▶ **Passage to read**
╔══

I am pleased to report that my current "engagement" is coming to an end. Why am I pleased, you ask? (Honey, if you need to ask, you have clearly not been reading this blog. )
But just for the record, to apprise those newcomers who are too intelligent to dig back into history, let me summarize the top ten reasons why I would rather be home - staring out the window wondering how I am going to exterminate those pesky tomato eating squirrels this year - rather than schlepping my big retirement age ass 30 miles down the highway and back at rush hour every day.
Top ten reasons to be cheerful that my gig is over:
1) Did I mention that I hate being on the highway at drive time? Fellow commuters in their big scary SUVs and Truckers in their very big and scary 18 wheelers crawling up your rear bumper because you are only going ten miles over the speed limit. (Makes you want to just jam on your brakes to see what would happen) Or you get stuck for an hour in a huge traffic jam behind an accident scene all because some moron in a big SUV was tailgaiting some clueless idiot who wanted to teach the SUV a lesson by slamming on his brakes.

╚══

(Entries drawn from a collection)
╔══

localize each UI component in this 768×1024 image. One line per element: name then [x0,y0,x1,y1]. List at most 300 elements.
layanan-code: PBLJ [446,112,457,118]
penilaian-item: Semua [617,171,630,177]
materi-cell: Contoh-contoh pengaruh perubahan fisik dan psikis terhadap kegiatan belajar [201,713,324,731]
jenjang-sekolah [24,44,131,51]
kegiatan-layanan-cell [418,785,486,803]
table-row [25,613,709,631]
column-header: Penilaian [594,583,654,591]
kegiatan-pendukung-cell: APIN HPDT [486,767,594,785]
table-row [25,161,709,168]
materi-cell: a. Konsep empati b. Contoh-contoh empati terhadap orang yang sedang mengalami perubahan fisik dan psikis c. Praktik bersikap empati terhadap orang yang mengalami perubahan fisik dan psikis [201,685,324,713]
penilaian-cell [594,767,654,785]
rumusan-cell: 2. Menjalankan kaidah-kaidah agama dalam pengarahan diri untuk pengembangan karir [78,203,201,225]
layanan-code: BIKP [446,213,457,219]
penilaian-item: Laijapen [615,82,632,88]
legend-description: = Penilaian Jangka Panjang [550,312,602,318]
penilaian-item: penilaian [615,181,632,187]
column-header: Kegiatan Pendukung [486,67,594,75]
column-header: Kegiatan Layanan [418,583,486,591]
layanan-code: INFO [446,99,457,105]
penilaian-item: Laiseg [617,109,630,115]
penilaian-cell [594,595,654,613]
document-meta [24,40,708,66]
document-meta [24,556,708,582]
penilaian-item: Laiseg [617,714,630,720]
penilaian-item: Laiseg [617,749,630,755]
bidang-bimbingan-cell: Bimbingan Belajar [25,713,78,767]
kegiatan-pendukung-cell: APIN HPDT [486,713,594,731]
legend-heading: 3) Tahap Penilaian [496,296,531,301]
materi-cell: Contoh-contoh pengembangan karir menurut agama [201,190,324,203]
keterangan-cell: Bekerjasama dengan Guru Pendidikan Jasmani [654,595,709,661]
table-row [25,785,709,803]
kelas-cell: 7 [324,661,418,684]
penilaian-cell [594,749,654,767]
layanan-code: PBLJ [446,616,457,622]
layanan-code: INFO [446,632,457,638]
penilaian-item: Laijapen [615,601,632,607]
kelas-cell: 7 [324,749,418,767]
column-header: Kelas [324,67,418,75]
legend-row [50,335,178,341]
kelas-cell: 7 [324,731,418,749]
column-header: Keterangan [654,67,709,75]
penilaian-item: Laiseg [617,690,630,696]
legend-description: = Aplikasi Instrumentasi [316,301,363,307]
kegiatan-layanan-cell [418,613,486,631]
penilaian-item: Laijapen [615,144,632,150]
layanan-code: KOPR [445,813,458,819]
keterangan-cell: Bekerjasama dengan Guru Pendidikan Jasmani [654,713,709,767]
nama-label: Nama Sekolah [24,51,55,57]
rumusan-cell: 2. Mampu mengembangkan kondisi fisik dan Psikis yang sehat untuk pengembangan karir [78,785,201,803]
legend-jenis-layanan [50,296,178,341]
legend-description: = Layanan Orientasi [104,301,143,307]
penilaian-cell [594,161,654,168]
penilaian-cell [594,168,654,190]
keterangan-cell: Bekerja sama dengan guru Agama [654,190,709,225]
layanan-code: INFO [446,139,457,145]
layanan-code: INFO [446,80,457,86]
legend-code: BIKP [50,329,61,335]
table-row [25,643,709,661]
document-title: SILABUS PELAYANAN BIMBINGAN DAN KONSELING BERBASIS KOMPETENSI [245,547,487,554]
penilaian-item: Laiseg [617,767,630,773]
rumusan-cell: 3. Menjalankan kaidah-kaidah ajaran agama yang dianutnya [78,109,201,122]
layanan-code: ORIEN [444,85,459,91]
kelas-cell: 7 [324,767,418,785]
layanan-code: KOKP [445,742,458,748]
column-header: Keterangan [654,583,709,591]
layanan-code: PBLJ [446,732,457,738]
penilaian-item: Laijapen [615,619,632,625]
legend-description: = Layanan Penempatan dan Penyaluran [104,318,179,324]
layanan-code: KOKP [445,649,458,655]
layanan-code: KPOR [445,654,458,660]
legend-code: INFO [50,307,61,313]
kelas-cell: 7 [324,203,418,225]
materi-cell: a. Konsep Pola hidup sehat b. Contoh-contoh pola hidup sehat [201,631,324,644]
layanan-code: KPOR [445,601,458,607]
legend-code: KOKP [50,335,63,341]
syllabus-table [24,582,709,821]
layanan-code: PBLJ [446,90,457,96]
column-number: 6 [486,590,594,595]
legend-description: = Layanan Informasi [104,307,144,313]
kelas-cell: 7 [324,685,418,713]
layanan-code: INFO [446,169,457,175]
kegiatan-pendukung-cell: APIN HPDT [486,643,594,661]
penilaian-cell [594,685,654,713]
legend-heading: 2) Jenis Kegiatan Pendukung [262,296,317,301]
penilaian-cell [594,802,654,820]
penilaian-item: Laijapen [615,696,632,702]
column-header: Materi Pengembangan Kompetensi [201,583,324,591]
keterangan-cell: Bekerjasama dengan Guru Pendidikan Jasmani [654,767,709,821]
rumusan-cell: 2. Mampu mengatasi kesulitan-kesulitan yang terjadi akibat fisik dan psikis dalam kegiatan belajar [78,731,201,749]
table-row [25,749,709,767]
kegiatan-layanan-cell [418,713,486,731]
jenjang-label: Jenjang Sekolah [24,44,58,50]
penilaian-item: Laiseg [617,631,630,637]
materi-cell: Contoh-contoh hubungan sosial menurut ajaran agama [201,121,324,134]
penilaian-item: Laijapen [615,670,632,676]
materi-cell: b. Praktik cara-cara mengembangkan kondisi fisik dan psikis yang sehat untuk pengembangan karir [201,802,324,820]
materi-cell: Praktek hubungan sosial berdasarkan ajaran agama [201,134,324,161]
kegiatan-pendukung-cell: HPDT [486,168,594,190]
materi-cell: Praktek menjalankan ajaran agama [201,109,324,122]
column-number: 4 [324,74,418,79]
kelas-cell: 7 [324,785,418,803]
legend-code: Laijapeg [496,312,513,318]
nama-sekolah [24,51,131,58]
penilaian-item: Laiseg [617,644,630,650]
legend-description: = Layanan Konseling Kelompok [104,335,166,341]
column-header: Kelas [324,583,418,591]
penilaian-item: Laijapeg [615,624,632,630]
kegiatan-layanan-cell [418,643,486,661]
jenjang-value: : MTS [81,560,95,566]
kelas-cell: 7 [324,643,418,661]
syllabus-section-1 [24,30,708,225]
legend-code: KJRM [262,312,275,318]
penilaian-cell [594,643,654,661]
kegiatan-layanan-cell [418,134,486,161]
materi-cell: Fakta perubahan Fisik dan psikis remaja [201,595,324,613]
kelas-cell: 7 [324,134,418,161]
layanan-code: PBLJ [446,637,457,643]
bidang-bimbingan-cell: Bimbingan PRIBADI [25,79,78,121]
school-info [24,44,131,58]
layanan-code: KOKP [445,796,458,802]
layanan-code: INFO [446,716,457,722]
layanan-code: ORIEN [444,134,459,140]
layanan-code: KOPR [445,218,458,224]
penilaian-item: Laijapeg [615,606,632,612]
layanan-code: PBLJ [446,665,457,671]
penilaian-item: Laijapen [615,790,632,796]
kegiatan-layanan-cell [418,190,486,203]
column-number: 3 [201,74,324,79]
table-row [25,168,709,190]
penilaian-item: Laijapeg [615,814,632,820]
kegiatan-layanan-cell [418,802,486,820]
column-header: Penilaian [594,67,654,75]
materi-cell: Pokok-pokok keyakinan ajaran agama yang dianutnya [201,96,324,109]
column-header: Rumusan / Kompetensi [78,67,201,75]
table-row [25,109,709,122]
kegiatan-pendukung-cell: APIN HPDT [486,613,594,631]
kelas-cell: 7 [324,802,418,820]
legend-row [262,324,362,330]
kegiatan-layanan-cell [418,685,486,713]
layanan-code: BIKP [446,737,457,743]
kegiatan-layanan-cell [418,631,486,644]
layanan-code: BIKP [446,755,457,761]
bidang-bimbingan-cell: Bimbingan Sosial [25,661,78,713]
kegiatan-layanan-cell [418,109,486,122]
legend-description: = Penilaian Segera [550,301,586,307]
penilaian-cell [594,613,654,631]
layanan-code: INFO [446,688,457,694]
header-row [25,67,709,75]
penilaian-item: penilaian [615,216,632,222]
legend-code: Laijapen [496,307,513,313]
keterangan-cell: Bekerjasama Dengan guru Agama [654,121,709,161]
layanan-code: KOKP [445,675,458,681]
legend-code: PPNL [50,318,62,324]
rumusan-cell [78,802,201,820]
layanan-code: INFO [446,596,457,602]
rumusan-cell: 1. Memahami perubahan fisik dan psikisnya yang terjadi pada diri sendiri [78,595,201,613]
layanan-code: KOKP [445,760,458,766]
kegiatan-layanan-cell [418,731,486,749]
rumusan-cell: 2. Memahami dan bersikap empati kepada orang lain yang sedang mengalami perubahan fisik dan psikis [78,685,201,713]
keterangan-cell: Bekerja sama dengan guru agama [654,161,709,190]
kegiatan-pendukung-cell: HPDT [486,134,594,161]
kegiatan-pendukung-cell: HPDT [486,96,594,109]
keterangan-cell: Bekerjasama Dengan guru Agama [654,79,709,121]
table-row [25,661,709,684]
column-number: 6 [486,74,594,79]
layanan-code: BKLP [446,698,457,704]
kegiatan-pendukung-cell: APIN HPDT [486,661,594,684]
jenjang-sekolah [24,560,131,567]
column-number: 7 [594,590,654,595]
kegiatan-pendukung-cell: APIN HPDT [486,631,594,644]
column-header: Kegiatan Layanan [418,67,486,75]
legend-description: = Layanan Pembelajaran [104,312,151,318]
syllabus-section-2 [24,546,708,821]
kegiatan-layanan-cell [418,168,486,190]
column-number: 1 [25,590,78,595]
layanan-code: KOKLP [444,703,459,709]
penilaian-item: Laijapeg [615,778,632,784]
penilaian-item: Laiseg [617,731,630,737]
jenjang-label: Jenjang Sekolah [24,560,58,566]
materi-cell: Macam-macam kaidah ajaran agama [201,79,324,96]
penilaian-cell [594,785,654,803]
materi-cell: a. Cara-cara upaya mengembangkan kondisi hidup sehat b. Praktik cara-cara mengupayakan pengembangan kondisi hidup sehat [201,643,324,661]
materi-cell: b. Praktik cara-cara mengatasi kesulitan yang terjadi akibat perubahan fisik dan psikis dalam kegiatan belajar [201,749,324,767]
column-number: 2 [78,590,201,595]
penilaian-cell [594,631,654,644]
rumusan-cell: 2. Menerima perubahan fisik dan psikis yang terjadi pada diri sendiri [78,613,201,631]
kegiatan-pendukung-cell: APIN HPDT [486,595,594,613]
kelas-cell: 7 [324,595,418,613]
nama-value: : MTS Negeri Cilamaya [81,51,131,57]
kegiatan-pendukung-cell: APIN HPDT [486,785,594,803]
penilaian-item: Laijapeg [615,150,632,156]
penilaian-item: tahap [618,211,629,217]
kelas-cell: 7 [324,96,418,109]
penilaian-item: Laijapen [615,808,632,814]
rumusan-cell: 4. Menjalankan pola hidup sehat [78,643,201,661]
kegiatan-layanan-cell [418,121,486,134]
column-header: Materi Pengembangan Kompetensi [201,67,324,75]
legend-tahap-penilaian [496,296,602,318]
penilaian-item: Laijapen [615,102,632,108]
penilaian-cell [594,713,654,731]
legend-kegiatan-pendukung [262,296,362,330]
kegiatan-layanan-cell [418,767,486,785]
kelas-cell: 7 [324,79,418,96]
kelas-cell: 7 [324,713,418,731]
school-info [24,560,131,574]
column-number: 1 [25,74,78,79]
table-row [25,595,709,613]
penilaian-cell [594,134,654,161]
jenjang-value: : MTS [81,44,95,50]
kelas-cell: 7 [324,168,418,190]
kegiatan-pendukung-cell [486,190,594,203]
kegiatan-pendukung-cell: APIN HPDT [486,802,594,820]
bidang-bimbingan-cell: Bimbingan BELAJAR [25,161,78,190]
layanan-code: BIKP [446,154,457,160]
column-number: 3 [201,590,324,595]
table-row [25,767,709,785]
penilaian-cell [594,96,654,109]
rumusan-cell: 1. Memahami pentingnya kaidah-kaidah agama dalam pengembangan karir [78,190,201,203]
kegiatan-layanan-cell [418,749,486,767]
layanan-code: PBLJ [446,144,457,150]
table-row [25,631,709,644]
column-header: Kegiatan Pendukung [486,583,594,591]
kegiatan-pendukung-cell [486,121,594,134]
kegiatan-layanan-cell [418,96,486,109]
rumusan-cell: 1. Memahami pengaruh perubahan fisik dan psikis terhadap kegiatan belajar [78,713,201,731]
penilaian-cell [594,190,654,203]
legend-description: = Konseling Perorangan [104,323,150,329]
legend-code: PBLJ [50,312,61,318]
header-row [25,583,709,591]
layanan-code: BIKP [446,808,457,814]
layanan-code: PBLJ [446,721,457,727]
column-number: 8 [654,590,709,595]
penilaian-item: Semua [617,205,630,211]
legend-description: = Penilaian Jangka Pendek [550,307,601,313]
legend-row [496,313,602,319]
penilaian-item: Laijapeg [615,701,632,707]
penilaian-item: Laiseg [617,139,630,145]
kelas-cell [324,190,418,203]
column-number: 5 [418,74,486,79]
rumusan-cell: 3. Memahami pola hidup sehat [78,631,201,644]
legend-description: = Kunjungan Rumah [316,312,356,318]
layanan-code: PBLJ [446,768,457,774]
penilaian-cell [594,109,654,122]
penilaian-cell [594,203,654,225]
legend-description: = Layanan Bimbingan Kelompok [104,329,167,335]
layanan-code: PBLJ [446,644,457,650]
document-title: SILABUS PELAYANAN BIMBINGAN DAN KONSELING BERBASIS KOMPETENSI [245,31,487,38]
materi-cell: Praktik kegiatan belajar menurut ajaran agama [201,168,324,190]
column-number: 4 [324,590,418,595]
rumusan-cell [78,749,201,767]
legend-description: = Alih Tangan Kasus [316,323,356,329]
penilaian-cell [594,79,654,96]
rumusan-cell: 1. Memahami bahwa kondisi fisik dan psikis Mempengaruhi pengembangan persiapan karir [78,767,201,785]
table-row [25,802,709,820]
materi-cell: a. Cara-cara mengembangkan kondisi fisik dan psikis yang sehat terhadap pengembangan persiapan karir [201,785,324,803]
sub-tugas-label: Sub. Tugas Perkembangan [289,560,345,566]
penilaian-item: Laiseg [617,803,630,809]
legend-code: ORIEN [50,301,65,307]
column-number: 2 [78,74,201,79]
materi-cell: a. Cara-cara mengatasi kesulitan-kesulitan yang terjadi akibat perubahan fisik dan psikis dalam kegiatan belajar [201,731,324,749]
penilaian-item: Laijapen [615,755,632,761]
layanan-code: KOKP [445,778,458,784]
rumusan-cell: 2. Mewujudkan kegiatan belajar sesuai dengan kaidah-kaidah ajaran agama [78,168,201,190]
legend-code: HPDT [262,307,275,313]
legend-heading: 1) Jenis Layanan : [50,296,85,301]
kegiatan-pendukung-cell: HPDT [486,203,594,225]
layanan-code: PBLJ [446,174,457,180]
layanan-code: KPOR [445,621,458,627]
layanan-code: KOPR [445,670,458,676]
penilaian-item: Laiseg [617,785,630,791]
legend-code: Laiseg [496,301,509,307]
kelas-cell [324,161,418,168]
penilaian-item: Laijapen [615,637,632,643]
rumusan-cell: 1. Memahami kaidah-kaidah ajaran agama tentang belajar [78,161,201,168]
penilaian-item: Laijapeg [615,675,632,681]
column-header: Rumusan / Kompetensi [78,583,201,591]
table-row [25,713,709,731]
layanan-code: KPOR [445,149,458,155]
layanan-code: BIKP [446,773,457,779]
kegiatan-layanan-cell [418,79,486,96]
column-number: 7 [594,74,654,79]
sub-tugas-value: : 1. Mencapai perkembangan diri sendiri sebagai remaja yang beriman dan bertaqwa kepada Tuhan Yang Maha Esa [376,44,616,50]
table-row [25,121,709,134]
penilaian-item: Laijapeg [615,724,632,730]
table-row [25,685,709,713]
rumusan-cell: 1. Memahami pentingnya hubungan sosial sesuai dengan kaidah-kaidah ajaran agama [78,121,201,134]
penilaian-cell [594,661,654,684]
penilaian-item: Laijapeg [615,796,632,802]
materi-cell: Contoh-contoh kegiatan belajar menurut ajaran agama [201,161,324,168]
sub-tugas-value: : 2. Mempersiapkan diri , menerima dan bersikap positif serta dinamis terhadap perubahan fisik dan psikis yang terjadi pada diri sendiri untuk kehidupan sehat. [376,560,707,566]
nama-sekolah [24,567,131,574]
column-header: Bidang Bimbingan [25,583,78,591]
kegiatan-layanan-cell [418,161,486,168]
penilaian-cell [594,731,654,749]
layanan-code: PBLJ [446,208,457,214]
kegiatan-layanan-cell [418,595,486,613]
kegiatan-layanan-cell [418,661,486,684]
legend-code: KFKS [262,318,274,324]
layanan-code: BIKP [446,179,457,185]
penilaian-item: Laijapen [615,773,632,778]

╚══

▶ **What you need to do**
1. Answer these questions about the blog post on the end of the writer's commuting job:
(a) What does the writer say is coming to an end?
(b) How many miles down the highway does the writer drive to get to work?
(c) By how many miles over the speed limit does the writer say they are going when trucks crawl up their rear bumper?
2. Carry on the blog post about the end of the writer's commuting job from the point where it stops.
The rows play no part in this.

▶ **Results for each task**
1.
(a) The writer's current "engagement."
(b) 30 miles.
(c) Ten miles.

2.
2) The system is among the worst I have ever seen. The users who have to work with it, hate it quite passionately. It was the wrong solution, peddled to an unwary customer. The managers who made the "buy" decision of course cannot admit that they might have bleeped up, so they blame all "problems" on the users and developers. Most of the middle managers are disappointed and pressured because they have to make things work somehow. It's fairly hopeless.
3) My shelflife is up. I am begining to smell. The three guys who interviewed me are all long gone, and on to better lives and locations. I too have lost the sense of magic and wonder that one feels at the beginning of a new project. Ok maybe I never had that sense on this job. I just feel intellectually antsy.
4) Micromanagement has robbed me of any feeling of ownership or responsibilty. I start looking at my watch just after morning coffee break. Sometimes in the afternoon I actually doze off for seconds at atime starting at some vacuous email that I have been CC'd on for some incomprehensible reason.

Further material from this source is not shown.